===== TASK DATA

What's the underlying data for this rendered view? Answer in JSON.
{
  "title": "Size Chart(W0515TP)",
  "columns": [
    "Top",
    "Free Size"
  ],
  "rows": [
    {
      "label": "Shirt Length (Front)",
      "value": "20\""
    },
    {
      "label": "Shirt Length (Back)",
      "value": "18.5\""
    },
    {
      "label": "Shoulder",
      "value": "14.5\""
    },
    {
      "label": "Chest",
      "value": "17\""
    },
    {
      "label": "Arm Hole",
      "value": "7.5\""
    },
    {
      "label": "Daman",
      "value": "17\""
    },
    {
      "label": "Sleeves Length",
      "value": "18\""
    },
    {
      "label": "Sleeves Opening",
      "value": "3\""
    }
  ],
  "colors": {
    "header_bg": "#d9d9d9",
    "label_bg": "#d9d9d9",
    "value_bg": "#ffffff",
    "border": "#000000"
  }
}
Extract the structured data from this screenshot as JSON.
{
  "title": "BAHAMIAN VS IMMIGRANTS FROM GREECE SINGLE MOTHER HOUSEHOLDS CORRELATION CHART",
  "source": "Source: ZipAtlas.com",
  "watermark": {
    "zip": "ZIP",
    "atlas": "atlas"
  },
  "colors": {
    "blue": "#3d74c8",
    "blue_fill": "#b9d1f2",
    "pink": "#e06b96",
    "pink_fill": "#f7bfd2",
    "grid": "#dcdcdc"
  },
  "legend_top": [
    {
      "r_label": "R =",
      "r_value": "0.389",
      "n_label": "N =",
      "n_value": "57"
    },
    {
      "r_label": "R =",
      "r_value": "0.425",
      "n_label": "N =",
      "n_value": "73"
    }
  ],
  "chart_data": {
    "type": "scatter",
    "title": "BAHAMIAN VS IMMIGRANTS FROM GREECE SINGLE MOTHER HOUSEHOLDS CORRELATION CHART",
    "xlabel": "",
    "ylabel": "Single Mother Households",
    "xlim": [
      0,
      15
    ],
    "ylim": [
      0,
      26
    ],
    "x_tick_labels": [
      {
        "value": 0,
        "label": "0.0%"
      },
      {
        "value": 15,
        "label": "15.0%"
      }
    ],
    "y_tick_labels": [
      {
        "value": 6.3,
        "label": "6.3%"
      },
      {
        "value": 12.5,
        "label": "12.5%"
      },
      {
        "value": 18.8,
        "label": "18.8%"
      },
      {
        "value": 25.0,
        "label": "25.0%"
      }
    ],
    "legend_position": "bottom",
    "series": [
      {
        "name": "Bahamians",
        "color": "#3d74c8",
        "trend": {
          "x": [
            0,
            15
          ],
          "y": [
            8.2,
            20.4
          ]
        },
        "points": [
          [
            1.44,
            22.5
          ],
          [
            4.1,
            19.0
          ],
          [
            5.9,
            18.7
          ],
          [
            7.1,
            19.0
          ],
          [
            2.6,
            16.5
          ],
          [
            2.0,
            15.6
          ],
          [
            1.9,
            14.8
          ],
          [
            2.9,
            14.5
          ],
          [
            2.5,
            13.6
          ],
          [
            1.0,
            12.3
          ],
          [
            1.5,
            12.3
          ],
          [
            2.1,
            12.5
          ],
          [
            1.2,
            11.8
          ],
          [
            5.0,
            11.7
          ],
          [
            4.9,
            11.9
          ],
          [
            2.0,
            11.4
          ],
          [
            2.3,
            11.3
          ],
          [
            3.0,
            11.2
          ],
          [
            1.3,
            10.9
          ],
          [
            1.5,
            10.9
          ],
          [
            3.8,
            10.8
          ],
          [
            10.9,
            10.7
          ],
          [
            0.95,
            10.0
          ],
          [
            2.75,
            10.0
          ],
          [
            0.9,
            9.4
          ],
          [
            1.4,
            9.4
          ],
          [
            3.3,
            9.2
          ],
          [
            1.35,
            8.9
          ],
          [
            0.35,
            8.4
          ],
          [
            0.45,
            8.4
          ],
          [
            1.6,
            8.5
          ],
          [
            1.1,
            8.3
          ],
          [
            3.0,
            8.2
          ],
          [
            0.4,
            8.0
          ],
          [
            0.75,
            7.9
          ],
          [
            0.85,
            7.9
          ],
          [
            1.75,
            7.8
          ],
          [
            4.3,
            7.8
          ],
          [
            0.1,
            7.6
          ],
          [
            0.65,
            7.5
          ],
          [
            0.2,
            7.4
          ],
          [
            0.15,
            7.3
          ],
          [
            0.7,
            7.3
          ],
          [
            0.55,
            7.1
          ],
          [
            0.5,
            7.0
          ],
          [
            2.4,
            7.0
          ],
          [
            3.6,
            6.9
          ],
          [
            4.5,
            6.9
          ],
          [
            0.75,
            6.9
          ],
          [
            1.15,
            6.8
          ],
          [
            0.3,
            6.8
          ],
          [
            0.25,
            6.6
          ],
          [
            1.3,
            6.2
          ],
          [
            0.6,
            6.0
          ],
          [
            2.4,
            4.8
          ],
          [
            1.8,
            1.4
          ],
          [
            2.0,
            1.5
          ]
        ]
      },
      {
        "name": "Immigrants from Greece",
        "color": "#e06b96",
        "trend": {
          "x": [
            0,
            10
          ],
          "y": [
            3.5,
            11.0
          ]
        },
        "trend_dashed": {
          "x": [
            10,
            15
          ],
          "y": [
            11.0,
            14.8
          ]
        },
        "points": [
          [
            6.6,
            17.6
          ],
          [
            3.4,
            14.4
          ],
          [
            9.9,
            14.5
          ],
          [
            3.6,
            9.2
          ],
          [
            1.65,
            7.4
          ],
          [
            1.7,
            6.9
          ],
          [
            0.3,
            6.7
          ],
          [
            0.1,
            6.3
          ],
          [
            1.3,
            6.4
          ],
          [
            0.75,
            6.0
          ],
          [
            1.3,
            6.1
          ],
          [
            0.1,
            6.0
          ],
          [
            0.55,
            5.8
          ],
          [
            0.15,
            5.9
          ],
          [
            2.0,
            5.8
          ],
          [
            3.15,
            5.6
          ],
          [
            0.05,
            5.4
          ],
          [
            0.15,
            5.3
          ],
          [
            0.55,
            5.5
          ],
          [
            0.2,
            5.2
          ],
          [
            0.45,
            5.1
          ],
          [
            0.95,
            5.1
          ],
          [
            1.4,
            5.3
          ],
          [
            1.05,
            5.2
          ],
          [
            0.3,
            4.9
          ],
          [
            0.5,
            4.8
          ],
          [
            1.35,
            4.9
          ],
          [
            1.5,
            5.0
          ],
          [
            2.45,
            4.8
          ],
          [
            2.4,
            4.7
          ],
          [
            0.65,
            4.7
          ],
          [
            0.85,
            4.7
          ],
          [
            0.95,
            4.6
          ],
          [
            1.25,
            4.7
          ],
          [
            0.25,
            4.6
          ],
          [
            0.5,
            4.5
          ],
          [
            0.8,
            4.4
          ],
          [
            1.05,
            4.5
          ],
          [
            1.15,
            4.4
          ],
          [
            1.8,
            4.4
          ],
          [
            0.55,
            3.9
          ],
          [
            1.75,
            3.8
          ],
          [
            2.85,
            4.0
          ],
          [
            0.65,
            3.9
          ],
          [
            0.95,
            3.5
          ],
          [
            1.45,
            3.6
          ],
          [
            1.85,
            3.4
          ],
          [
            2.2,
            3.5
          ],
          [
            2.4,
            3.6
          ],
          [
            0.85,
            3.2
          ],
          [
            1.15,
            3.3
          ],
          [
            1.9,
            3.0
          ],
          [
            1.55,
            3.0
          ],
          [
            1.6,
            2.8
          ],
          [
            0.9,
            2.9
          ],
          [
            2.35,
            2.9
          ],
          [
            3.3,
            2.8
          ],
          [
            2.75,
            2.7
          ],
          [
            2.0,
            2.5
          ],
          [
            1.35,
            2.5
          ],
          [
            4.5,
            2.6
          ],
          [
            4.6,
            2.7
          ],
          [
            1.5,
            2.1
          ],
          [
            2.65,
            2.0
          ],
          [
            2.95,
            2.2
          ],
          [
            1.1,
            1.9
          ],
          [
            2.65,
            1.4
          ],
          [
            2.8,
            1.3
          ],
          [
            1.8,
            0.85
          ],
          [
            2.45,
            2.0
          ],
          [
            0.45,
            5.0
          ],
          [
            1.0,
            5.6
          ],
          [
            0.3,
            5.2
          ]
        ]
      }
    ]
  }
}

==========

SET PROBLEM:
From the data, list each line in which the string "CORRELATION" appears.

SOLUTION TO THIS EXERCISE:
  "title": "BAHAMIAN VS IMMIGRANTS FROM GREECE SINGLE MOTHER HOUSEHOLDS CORRELATION CHART",
    "title": "BAHAMIAN VS IMMIGRANTS FROM GREECE SINGLE MOTHER HOUSEHOLDS CORRELATION CHART",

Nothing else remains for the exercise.